::: EXCERPTED RECORDS :::

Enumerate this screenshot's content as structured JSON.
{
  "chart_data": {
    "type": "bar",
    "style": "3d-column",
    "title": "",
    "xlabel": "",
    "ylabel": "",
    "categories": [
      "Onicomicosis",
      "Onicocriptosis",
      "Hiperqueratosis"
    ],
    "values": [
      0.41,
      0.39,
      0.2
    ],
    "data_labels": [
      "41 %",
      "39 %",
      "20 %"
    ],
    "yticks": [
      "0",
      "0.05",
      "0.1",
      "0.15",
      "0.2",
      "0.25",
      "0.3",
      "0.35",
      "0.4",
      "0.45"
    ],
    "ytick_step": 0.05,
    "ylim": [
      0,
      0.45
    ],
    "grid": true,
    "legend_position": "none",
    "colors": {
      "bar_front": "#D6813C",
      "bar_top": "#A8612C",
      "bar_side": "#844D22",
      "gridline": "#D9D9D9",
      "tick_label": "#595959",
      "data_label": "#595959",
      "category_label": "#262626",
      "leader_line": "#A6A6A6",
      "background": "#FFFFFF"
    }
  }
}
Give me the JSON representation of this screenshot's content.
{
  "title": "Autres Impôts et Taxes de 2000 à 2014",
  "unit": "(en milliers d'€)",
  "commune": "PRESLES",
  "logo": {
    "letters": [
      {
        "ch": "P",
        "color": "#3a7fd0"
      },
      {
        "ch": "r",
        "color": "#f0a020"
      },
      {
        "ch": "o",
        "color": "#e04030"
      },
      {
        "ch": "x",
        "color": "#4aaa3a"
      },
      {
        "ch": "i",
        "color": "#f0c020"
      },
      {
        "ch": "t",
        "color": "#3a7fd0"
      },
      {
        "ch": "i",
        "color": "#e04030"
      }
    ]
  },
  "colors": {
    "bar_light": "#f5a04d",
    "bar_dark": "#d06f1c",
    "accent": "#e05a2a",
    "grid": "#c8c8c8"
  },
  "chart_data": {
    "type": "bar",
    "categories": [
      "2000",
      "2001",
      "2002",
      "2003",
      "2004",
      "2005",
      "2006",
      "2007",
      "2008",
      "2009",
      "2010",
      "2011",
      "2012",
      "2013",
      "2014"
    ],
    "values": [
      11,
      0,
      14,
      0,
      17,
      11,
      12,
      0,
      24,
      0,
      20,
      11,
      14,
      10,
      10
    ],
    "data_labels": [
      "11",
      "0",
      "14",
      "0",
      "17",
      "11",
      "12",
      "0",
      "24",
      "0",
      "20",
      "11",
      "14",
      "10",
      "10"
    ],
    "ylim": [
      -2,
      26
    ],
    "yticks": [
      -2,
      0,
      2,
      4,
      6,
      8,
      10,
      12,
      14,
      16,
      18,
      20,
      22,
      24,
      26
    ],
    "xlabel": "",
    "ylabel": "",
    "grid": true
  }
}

:::

#### [TASK BRIEF]
Please output the complete data exactly.

#### [WRITTEN SOLUTION]
Enumerate this screenshot's content as structured JSON.
{
  "chart_data": {
    "type": "bar",
    "style": "3d-column",
    "title": "",
    "xlabel": "",
    "ylabel": "",
    "categories": [
      "Onicomicosis",
      "Onicocriptosis",
      "Hiperqueratosis"
    ],
    "values": [
      0.41,
      0.39,
      0.2
    ],
    "data_labels": [
      "41 %",
      "39 %",
      "20 %"
    ],
    "yticks": [
      "0",
      "0.05",
      "0.1",
      "0.15",
      "0.2",
      "0.25",
      "0.3",
      "0.35",
      "0.4",
      "0.45"
    ],
    "ytick_step": 0.05,
    "ylim": [
      0,
      0.45
    ],
    "grid": true,
    "legend_position": "none",
    "colors": {
      "bar_front": "#D6813C",
      "bar_top": "#A8612C",
      "bar_side": "#844D22",
      "gridline": "#D9D9D9",
      "tick_label": "#595959",
      "data_label": "#595959",
      "category_label": "#262626",
      "leader_line": "#A6A6A6",
      "background": "#FFFFFF"
    }
  }
}
Give me the JSON representation of this screenshot's content.
{
  "title": "Autres Impôts et Taxes de 2000 à 2014",
  "unit": "(en milliers d'€)",
  "commune": "PRESLES",
  "logo": {
    "letters": [
      {
        "ch": "P",
        "color": "#3a7fd0"
      },
      {
        "ch": "r",
        "color": "#f0a020"
      },
      {
        "ch": "o",
        "color": "#e04030"
      },
      {
        "ch": "x",
        "color": "#4aaa3a"
      },
      {
        "ch": "i",
        "color": "#f0c020"
      },
      {
        "ch": "t",
        "color": "#3a7fd0"
      },
      {
        "ch": "i",
        "color": "#e04030"
      }
    ]
  },
  "colors": {
    "bar_light": "#f5a04d",
    "bar_dark": "#d06f1c",
    "accent": "#e05a2a",
    "grid": "#c8c8c8"
  },
  "chart_data": {
    "type": "bar",
    "categories": [
      "2000",
      "2001",
      "2002",
      "2003",
      "2004",
      "2005",
      "2006",
      "2007",
      "2008",
      "2009",
      "2010",
      "2011",
      "2012",
      "2013",
      "2014"
    ],
    "values": [
      11,
      0,
      14,
      0,
      17,
      11,
      12,
      0,
      24,
      0,
      20,
      11,
      14,
      10,
      10
    ],
    "data_labels": [
      "11",
      "0",
      "14",
      "0",
      "17",
      "11",
      "12",
      "0",
      "24",
      "0",
      "20",
      "11",
      "14",
      "10",
      "10"
    ],
    "ylim": [
      -2,
      26
    ],
    "yticks": [
      -2,
      0,
      2,
      4,
      6,
      8,
      10,
      12,
      14,
      16,
      18,
      20,
      22,
      24,
      26
    ],
    "xlabel": "",
    "ylabel": "",
    "grid": true
  }
}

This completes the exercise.